■ **PROBLEM TO WORK ON**: Turn the records below into a numbered list, one line per item, leaving out any blank lines.
** Begin PROVIDED DATA **
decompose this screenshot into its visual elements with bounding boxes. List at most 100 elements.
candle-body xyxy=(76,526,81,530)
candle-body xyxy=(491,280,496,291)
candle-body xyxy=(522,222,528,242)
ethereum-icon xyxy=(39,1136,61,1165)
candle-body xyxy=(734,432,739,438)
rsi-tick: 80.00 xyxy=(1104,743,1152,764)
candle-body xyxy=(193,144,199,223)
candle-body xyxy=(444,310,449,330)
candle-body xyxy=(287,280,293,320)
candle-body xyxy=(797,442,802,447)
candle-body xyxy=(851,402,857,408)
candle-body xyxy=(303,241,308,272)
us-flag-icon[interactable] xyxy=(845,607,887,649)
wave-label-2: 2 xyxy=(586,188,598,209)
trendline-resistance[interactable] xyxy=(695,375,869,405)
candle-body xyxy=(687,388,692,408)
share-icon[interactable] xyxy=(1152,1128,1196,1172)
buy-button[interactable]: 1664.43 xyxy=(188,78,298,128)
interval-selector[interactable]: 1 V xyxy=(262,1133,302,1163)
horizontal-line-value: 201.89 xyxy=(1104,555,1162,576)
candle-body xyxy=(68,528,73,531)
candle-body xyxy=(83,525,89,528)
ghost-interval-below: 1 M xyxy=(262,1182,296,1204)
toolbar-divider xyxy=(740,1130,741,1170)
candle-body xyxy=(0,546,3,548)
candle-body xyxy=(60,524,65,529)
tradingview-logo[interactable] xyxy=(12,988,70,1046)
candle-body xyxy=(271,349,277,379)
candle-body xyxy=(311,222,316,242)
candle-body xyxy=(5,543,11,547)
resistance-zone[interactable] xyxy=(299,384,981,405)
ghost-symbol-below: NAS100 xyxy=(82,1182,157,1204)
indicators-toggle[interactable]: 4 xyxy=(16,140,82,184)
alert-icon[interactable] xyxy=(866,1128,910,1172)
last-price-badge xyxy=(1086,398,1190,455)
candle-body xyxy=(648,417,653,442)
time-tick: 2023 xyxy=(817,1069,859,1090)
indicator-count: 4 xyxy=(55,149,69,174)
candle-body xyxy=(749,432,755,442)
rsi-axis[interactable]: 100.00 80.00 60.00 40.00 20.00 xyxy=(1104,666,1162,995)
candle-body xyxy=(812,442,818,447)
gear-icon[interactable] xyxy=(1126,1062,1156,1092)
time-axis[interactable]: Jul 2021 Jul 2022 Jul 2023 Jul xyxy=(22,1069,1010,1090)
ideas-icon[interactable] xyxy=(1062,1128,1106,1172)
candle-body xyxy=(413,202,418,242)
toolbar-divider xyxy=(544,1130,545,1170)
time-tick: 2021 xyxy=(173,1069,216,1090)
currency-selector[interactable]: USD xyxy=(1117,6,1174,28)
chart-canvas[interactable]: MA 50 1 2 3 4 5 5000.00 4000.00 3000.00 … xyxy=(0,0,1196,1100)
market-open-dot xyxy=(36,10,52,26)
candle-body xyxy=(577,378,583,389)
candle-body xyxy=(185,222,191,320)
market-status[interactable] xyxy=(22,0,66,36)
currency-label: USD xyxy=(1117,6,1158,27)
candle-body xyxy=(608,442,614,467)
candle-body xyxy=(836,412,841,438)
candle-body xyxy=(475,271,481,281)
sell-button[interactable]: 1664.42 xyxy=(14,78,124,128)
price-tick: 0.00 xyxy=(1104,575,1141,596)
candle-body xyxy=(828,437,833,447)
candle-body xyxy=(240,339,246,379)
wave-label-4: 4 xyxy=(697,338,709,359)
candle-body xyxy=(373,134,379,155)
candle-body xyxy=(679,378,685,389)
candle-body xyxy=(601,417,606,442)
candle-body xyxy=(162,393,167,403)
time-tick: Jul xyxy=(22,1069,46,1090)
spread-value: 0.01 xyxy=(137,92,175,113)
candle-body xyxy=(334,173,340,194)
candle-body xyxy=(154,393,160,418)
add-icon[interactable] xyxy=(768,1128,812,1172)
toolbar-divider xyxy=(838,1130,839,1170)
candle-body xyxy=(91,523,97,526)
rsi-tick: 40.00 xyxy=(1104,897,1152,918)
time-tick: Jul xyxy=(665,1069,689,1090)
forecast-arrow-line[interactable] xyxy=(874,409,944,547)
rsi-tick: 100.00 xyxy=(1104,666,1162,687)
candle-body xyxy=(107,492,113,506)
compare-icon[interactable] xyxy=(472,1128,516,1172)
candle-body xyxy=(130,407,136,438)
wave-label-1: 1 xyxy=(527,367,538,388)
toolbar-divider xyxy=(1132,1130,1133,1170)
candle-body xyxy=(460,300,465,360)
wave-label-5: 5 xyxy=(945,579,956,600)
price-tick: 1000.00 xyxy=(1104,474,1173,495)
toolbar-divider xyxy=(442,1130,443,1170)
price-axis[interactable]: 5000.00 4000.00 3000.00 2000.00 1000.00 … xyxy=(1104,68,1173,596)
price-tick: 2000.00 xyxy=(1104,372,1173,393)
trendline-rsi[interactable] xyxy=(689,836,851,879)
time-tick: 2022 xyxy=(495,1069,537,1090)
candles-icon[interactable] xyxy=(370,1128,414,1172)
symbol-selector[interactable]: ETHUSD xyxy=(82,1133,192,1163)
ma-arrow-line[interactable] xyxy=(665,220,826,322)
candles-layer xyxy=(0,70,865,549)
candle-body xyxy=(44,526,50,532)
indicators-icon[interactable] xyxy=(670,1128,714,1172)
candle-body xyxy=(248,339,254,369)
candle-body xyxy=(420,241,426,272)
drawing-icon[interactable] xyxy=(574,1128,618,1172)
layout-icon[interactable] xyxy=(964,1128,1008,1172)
** End PROVIDED DATA **
■ **COMPLETE ANSWER**:
1. decompose this screenshot into its visual elements with bounding boxes. List at most 100 elements.
2. candle-body xyxy=(76,526,81,530)
3. candle-body xyxy=(491,280,496,291)
4. candle-body xyxy=(522,222,528,242)
5. ethereum-icon xyxy=(39,1136,61,1165)
6. candle-body xyxy=(734,432,739,438)
7. rsi-tick: 80.00 xyxy=(1104,743,1152,764)
8. candle-body xyxy=(193,144,199,223)
9. candle-body xyxy=(444,310,449,330)
10. candle-body xyxy=(287,280,293,320)
11. candle-body xyxy=(797,442,802,447)
12. candle-body xyxy=(851,402,857,408)
13. candle-body xyxy=(303,241,308,272)
14. us-flag-icon[interactable] xyxy=(845,607,887,649)
15. wave-label-2: 2 xyxy=(586,188,598,209)
16. trendline-resistance[interactable] xyxy=(695,375,869,405)
17. candle-body xyxy=(687,388,692,408)
18. share-icon[interactable] xyxy=(1152,1128,1196,1172)
19. buy-button[interactable]: 1664.43 xyxy=(188,78,298,128)
20. interval-selector[interactable]: 1 V xyxy=(262,1133,302,1163)
21. horizontal-line-value: 201.89 xyxy=(1104,555,1162,576)
22. candle-body xyxy=(68,528,73,531)
23. candle-body xyxy=(83,525,89,528)
24. ghost-interval-below: 1 M xyxy=(262,1182,296,1204)
25. toolbar-divider xyxy=(740,1130,741,1170)
26. candle-body xyxy=(0,546,3,548)
27. candle-body xyxy=(60,524,65,529)
28. tradingview-logo[interactable] xyxy=(12,988,70,1046)
29. candle-body xyxy=(271,349,277,379)
30. candle-body xyxy=(311,222,316,242)
31. candle-body xyxy=(5,543,11,547)
32. resistance-zone[interactable] xyxy=(299,384,981,405)
33. ghost-symbol-below: NAS100 xyxy=(82,1182,157,1204)
34. indicators-toggle[interactable]: 4 xyxy=(16,140,82,184)
35. alert-icon[interactable] xyxy=(866,1128,910,1172)
36. last-price-badge xyxy=(1086,398,1190,455)
37. candle-body xyxy=(648,417,653,442)
38. time-tick: 2023 xyxy=(817,1069,859,1090)
39. indicator-count: 4 xyxy=(55,149,69,174)
40. candle-body xyxy=(749,432,755,442)
41. rsi-axis[interactable]: 100.00 80.00 60.00 40.00 20.00 xyxy=(1104,666,1162,995)
42. candle-body xyxy=(812,442,818,447)
43. gear-icon[interactable] xyxy=(1126,1062,1156,1092)
44. time-axis[interactable]: Jul 2021 Jul 2022 Jul 2023 Jul xyxy=(22,1069,1010,1090)
45. ideas-icon[interactable] xyxy=(1062,1128,1106,1172)
46. candle-body xyxy=(413,202,418,242)
47. toolbar-divider xyxy=(544,1130,545,1170)
48. time-tick: 2021 xyxy=(173,1069,216,1090)
49. currency-selector[interactable]: USD xyxy=(1117,6,1174,28)
50. chart-canvas[interactable]: MA 50 1 2 3 4 5 5000.00 4000.00 3000.00 … xyxy=(0,0,1196,1100)
51. market-open-dot xyxy=(36,10,52,26)
52. candle-body xyxy=(577,378,583,389)
53. candle-body xyxy=(185,222,191,320)
54. market-status[interactable] xyxy=(22,0,66,36)
55. currency-label: USD xyxy=(1117,6,1158,27)
56. candle-body xyxy=(608,442,614,467)
57. candle-body xyxy=(836,412,841,438)
58. candle-body xyxy=(475,271,481,281)
59. sell-button[interactable]: 1664.42 xyxy=(14,78,124,128)
60. price-tick: 0.00 xyxy=(1104,575,1141,596)
61. candle-body xyxy=(828,437,833,447)
62. candle-body xyxy=(240,339,246,379)
63. wave-label-4: 4 xyxy=(697,338,709,359)
64. candle-body xyxy=(373,134,379,155)
65. candle-body xyxy=(679,378,685,389)
66. candle-body xyxy=(601,417,606,442)
67. candle-body xyxy=(162,393,167,403)
68. time-tick: Jul xyxy=(22,1069,46,1090)
69. spread-value: 0.01 xyxy=(137,92,175,113)
70. candle-body xyxy=(334,173,340,194)
71. candle-body xyxy=(154,393,160,418)
72. add-icon[interactable] xyxy=(768,1128,812,1172)
73. toolbar-divider xyxy=(838,1130,839,1170)
74. candle-body xyxy=(91,523,97,526)
75. rsi-tick: 40.00 xyxy=(1104,897,1152,918)
76. time-tick: Jul xyxy=(665,1069,689,1090)
77. forecast-arrow-line[interactable] xyxy=(874,409,944,547)
78. rsi-tick: 100.00 xyxy=(1104,666,1162,687)
79. candle-body xyxy=(107,492,113,506)
80. compare-icon[interactable] xyxy=(472,1128,516,1172)
81. candle-body xyxy=(130,407,136,438)
82. wave-label-1: 1 xyxy=(527,367,538,388)
83. toolbar-divider xyxy=(1132,1130,1133,1170)
84. candle-body xyxy=(460,300,465,360)
85. wave-label-5: 5 xyxy=(945,579,956,600)
86. price-tick: 1000.00 xyxy=(1104,474,1173,495)
87. toolbar-divider xyxy=(442,1130,443,1170)
88. price-axis[interactable]: 5000.00 4000.00 3000.00 2000.00 1000.00 … xyxy=(1104,68,1173,596)
89. price-tick: 2000.00 xyxy=(1104,372,1173,393)
90. trendline-rsi[interactable] xyxy=(689,836,851,879)
91. time-tick: 2022 xyxy=(495,1069,537,1090)
92. candles-icon[interactable] xyxy=(370,1128,414,1172)
93. symbol-selector[interactable]: ETHUSD xyxy=(82,1133,192,1163)
94. ma-arrow-line[interactable] xyxy=(665,220,826,322)
95. candles-layer xyxy=(0,70,865,549)
96. candle-body xyxy=(44,526,50,532)
97. indicators-icon[interactable] xyxy=(670,1128,714,1172)
98. candle-body xyxy=(248,339,254,369)
99. candle-body xyxy=(420,241,426,272)
100. drawing-icon[interactable] xyxy=(574,1128,618,1172)
101. layout-icon[interactable] xyxy=(964,1128,1008,1172)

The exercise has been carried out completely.